* begin *

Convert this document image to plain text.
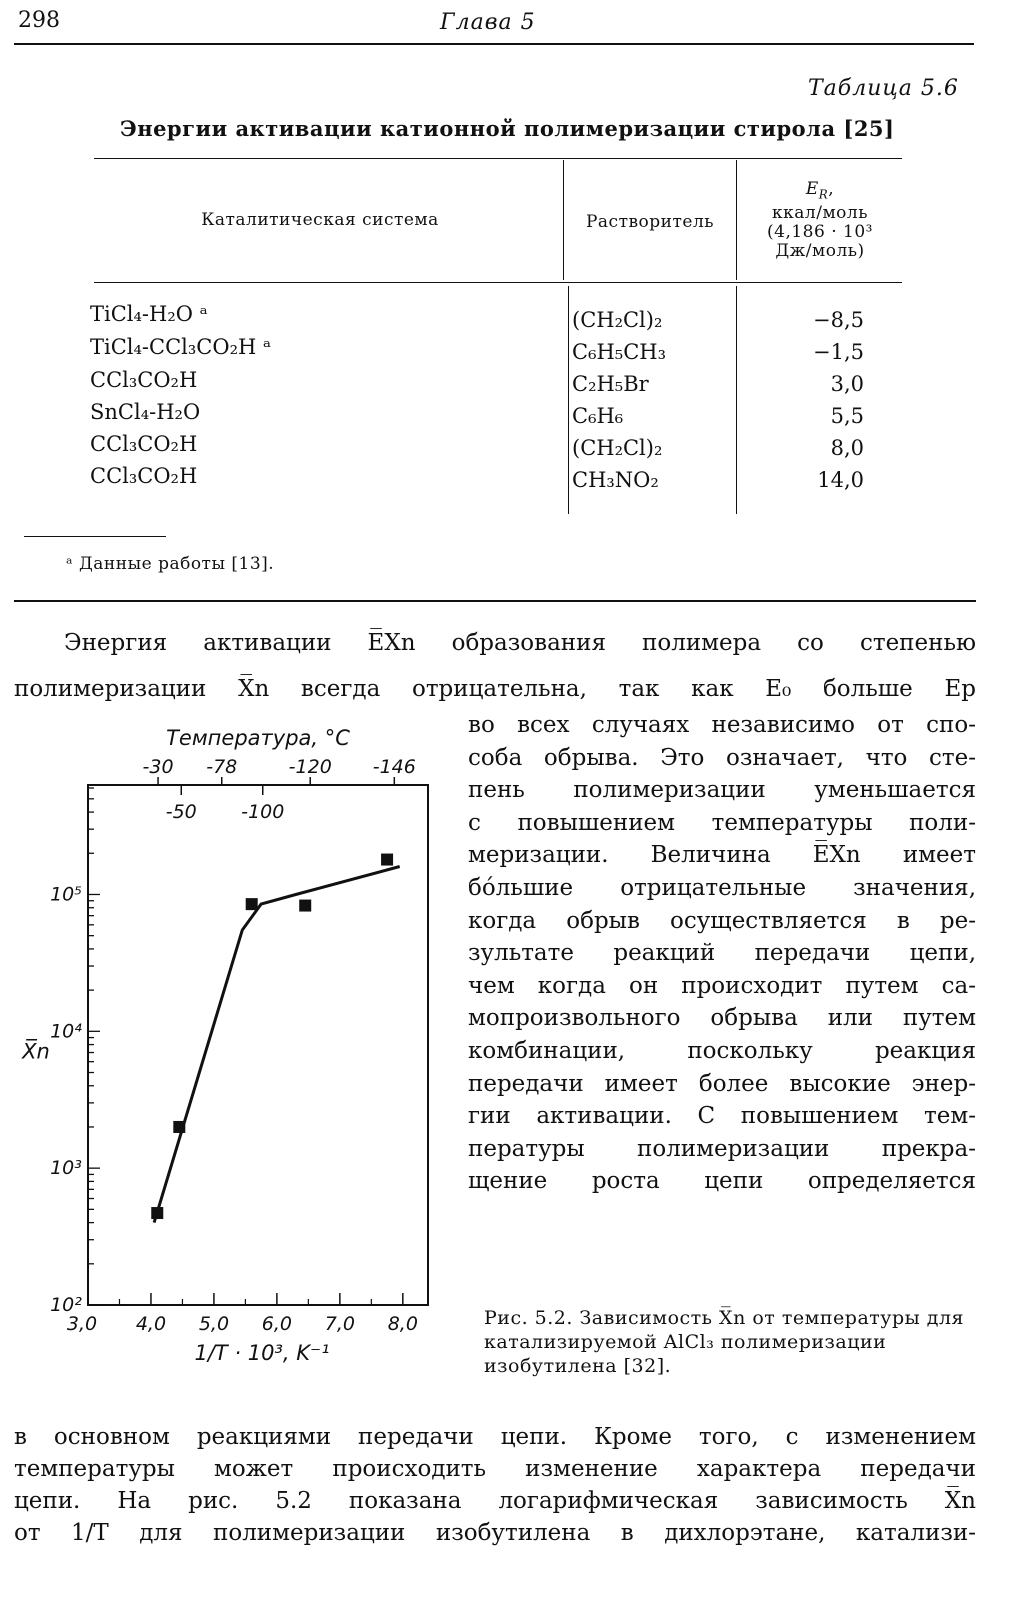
298	Глава 5
Таблица 5.6
Энергии активации катионной полимеризации стирола [25]
Каталитическая система	Растворитель
$E_R$,
ккал/моль
(4,186 · 10³
Дж/моль)
TiCl₄-H₂O ᵃ	(CH₂Cl)₂	−8,5
TiCl₄-CCl₃CO₂H ᵃ	C₆H₅CH₃	−1,5
CCl₃CO₂H	C₂H₅Br	3,0
SnCl₄-H₂O	C₆H₆	5,5
CCl₃CO₂H	(CH₂Cl)₂	8,0
CCl₃CO₂H	CH₃NO₂	14,0
ᵃ Данные работы [13].
Энергия активации E̅Xn образования полимера со степенью
полимеризации X̅n всегда отрицательна, так как E₀ больше Eр
во всех случаях независимо от спо-
соба обрыва. Это означает, что сте-
пень полимеризации уменьшается
с повышением температуры поли-
меризации. Величина E̅Xn имеет
бо́льшие отрицательные значения,
когда обрыв осуществляется в ре-
зультате реакций передачи цепи,
чем когда он происходит путем са-
мопроизвольного обрыва или путем
комбинации, поскольку реакция
передачи имеет более высокие энер-
гии активации. С повышением тем-
пературы полимеризации прекра-
щение роста цепи определяется
10²
10³
10⁴
10⁵
3,0 4,0 5,0 6,0 7,0 8,0
-30 -78	-120 -146
-50 -100
Температура, °С
X̅n
1/T · 10³, K⁻¹
Рис. 5.2. Зависимость X̅n от температуры для катализируемой AlCl₃ полимеризации изобутилена [32].
в основном реакциями передачи цепи. Кроме того, с изменением
температуры может происходить изменение характера передачи
цепи. На рис. 5.2 показана логарифмическая зависимость X̅n
от 1/T для полимеризации изобутилена в дихлорэтане, катализи-
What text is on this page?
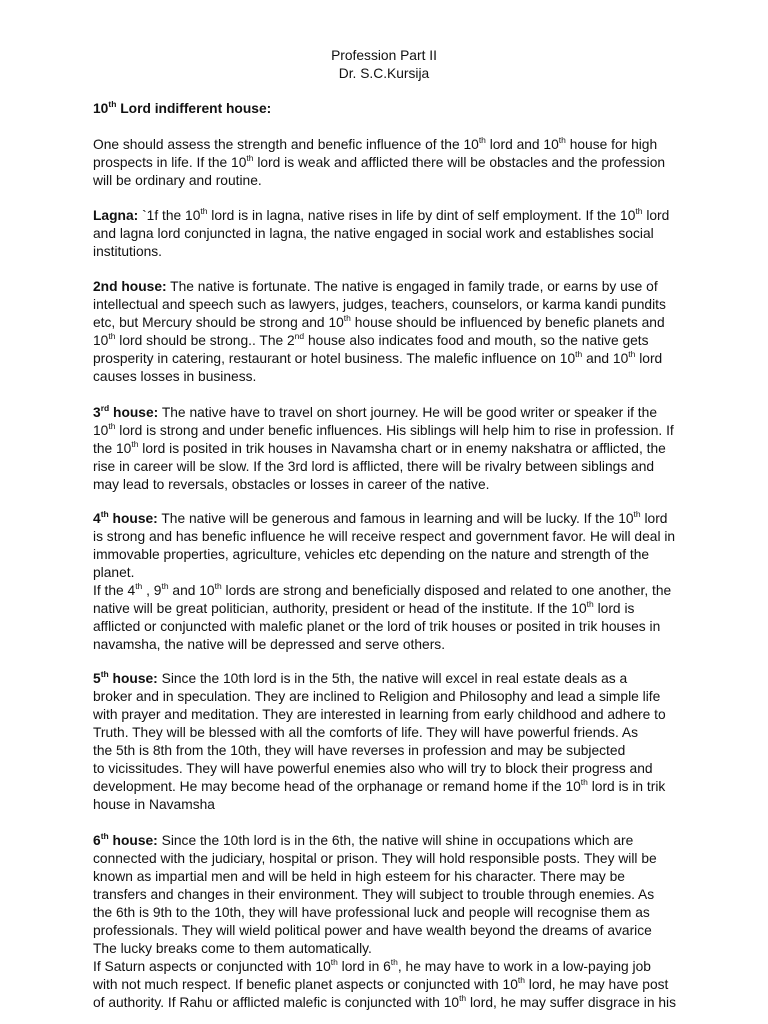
Profession Part II
Dr. S.C.Kursija
10th Lord indifferent house:
One should assess the strength and benefic influence of the 10th lord and 10th house for high
prospects in life. If the 10th lord is weak and afflicted there will be obstacles and the profession
will be ordinary and routine.
Lagna: `1f the 10th lord is in lagna, native rises in life by dint of self employment. If the 10th lord
and lagna lord conjuncted in lagna, the native engaged in social work and establishes social
institutions.
2nd house: The native is fortunate. The native is engaged in family trade, or earns by use of
intellectual and speech such as lawyers, judges, teachers, counselors, or karma kandi pundits
etc, but Mercury should be strong and 10th house should be influenced by benefic planets and
10th lord should be strong.. The 2nd house also indicates food and mouth, so the native gets
prosperity in catering, restaurant or hotel business. The malefic influence on 10th and 10th lord
causes losses in business.
3rd house: The native have to travel on short journey. He will be good writer or speaker if the
10th lord is strong and under benefic influences. His siblings will help him to rise in profession. If
the 10th lord is posited in trik houses in Navamsha chart or in enemy nakshatra or afflicted, the
rise in career will be slow. If the 3rd lord is afflicted, there will be rivalry between siblings and
may lead to reversals, obstacles or losses in career of the native.
4th house: The native will be generous and famous in learning and will be lucky. If the 10th lord
is strong and has benefic influence he will receive respect and government favor. He will deal in
immovable properties, agriculture, vehicles etc depending on the nature and strength of the
planet.
If the 4th , 9th and 10th lords are strong and beneficially disposed and related to one another, the
native will be great politician, authority, president or head of the institute. If the 10th lord is
afflicted or conjuncted with malefic planet or the lord of trik houses or posited in trik houses in
navamsha, the native will be depressed and serve others.
5th house: Since the 10th lord is in the 5th, the native will excel in real estate deals as a
broker and in speculation. They are inclined to Religion and Philosophy and lead a simple life
with prayer and meditation. They are interested in learning from early childhood and adhere to
Truth. They will be blessed with all the comforts of life. They will have powerful friends. As
the 5th is 8th from the 10th, they will have reverses in profession and may be subjected
to vicissitudes. They will have powerful enemies also who will try to block their progress and
development. He may become head of the orphanage or remand home if the 10th lord is in trik
house in Navamsha
6th house: Since the 10th lord is in the 6th, the native will shine in occupations which are
connected with the judiciary, hospital or prison. They will hold responsible posts. They will be
known as impartial men and will be held in high esteem for his character. There may be
transfers and changes in their environment. They will subject to trouble through enemies. As
the 6th is 9th to the 10th, they will have professional luck and people will recognise them as
professionals. They will wield political power and have wealth beyond the dreams of avarice
The lucky breaks come to them automatically.
If Saturn aspects or conjuncted with 10th lord in 6th, he may have to work in a low-paying job
with not much respect. If benefic planet aspects or conjuncted with 10th lord, he may have post
of authority. If Rahu or afflicted malefic is conjuncted with 10th lord, he may suffer disgrace in his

* end *

What you will do:
Transcribe every entry word for word, but skip the pictures.

Reply:
Convert this document image to plain text.
298	Глава 5
Таблица 5.6
Энергии активации катионной полимеризации стирола [25]
Каталитическая система	Растворитель
$E_R$,
ккал/моль
(4,186 · 10³
Дж/моль)
TiCl₄-H₂O ᵃ	(CH₂Cl)₂	−8,5
TiCl₄-CCl₃CO₂H ᵃ	C₆H₅CH₃	−1,5
CCl₃CO₂H	C₂H₅Br	3,0
SnCl₄-H₂O	C₆H₆	5,5
CCl₃CO₂H	(CH₂Cl)₂	8,0
CCl₃CO₂H	CH₃NO₂	14,0
ᵃ Данные работы [13].
Энергия активации E̅Xn образования полимера со степенью
полимеризации X̅n всегда отрицательна, так как E₀ больше Eр
во всех случаях независимо от спо-
соба обрыва. Это означает, что сте-
пень полимеризации уменьшается
с повышением температуры поли-
меризации. Величина E̅Xn имеет
бо́льшие отрицательные значения,
когда обрыв осуществляется в ре-
зультате реакций передачи цепи,
чем когда он происходит путем са-
мопроизвольного обрыва или путем
комбинации, поскольку реакция
передачи имеет более высокие энер-
гии активации. С повышением тем-
пературы полимеризации прекра-
щение роста цепи определяется
10²
10³
10⁴
10⁵
3,0 4,0 5,0 6,0 7,0 8,0
-30 -78	-120 -146
-50 -100
Температура, °С
X̅n
1/T · 10³, K⁻¹
Рис. 5.2. Зависимость X̅n от температуры для катализируемой AlCl₃ полимеризации изобутилена [32].
в основном реакциями передачи цепи. Кроме того, с изменением
температуры может происходить изменение характера передачи
цепи. На рис. 5.2 показана логарифмическая зависимость X̅n
от 1/T для полимеризации изобутилена в дихлорэтане, катализи-
What text is on this page?
Profession Part II
Dr. S.C.Kursija
10th Lord indifferent house:
One should assess the strength and benefic influence of the 10th lord and 10th house for high
prospects in life. If the 10th lord is weak and afflicted there will be obstacles and the profession
will be ordinary and routine.
Lagna: `1f the 10th lord is in lagna, native rises in life by dint of self employment. If the 10th lord
and lagna lord conjuncted in lagna, the native engaged in social work and establishes social
institutions.
2nd house: The native is fortunate. The native is engaged in family trade, or earns by use of
intellectual and speech such as lawyers, judges, teachers, counselors, or karma kandi pundits
etc, but Mercury should be strong and 10th house should be influenced by benefic planets and
10th lord should be strong.. The 2nd house also indicates food and mouth, so the native gets
prosperity in catering, restaurant or hotel business. The malefic influence on 10th and 10th lord
causes losses in business.
3rd house: The native have to travel on short journey. He will be good writer or speaker if the
10th lord is strong and under benefic influences. His siblings will help him to rise in profession. If
the 10th lord is posited in trik houses in Navamsha chart or in enemy nakshatra or afflicted, the
rise in career will be slow. If the 3rd lord is afflicted, there will be rivalry between siblings and
may lead to reversals, obstacles or losses in career of the native.
4th house: The native will be generous and famous in learning and will be lucky. If the 10th lord
is strong and has benefic influence he will receive respect and government favor. He will deal in
immovable properties, agriculture, vehicles etc depending on the nature and strength of the
planet.
If the 4th , 9th and 10th lords are strong and beneficially disposed and related to one another, the
native will be great politician, authority, president or head of the institute. If the 10th lord is
afflicted or conjuncted with malefic planet or the lord of trik houses or posited in trik houses in
navamsha, the native will be depressed and serve others.
5th house: Since the 10th lord is in the 5th, the native will excel in real estate deals as a
broker and in speculation. They are inclined to Religion and Philosophy and lead a simple life
with prayer and meditation. They are interested in learning from early childhood and adhere to
Truth. They will be blessed with all the comforts of life. They will have powerful friends. As
the 5th is 8th from the 10th, they will have reverses in profession and may be subjected
to vicissitudes. They will have powerful enemies also who will try to block their progress and
development. He may become head of the orphanage or remand home if the 10th lord is in trik
house in Navamsha
6th house: Since the 10th lord is in the 6th, the native will shine in occupations which are
connected with the judiciary, hospital or prison. They will hold responsible posts. They will be
known as impartial men and will be held in high esteem for his character. There may be
transfers and changes in their environment. They will subject to trouble through enemies. As
the 6th is 9th to the 10th, they will have professional luck and people will recognise them as
professionals. They will wield political power and have wealth beyond the dreams of avarice
The lucky breaks come to them automatically.
If Saturn aspects or conjuncted with 10th lord in 6th, he may have to work in a low-paying job
with not much respect. If benefic planet aspects or conjuncted with 10th lord, he may have post
of authority. If Rahu or afflicted malefic is conjuncted with 10th lord, he may suffer disgrace in his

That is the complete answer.